▸ Required task
Give a verbatim copy of the lines below, minus the pictures.

(Figure record extracts)
··········

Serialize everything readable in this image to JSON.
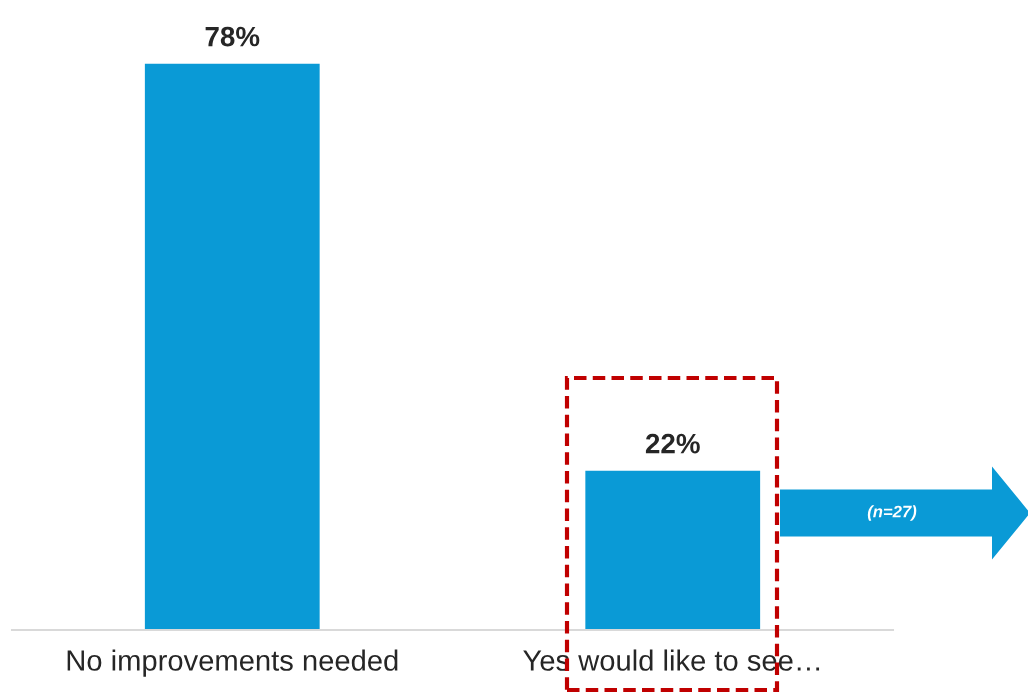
{
  "chart_data": {
    "type": "bar",
    "categories": [
      "No improvements needed",
      "Yes would like to see…"
    ],
    "values": [
      78,
      22
    ],
    "value_labels": [
      "78%",
      "22%"
    ],
    "color": "#0a9ad6",
    "tick_labels": "x",
    "grid": false,
    "legend": false,
    "annotations": [
      "(n=27)"
    ]
  }
}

··········

▸ Written solution
Serialize everything readable in this image to JSON.
{
  "chart_data": {
    "type": "bar",
    "categories": [
      "No improvements needed",
      "Yes would like to see…"
    ],
    "values": [
      78,
      22
    ],
    "value_labels": [
      "78%",
      "22%"
    ],
    "color": "#0a9ad6",
    "tick_labels": "x",
    "grid": false,
    "legend": false,
    "annotations": [
      "(n=27)"
    ]
  }
}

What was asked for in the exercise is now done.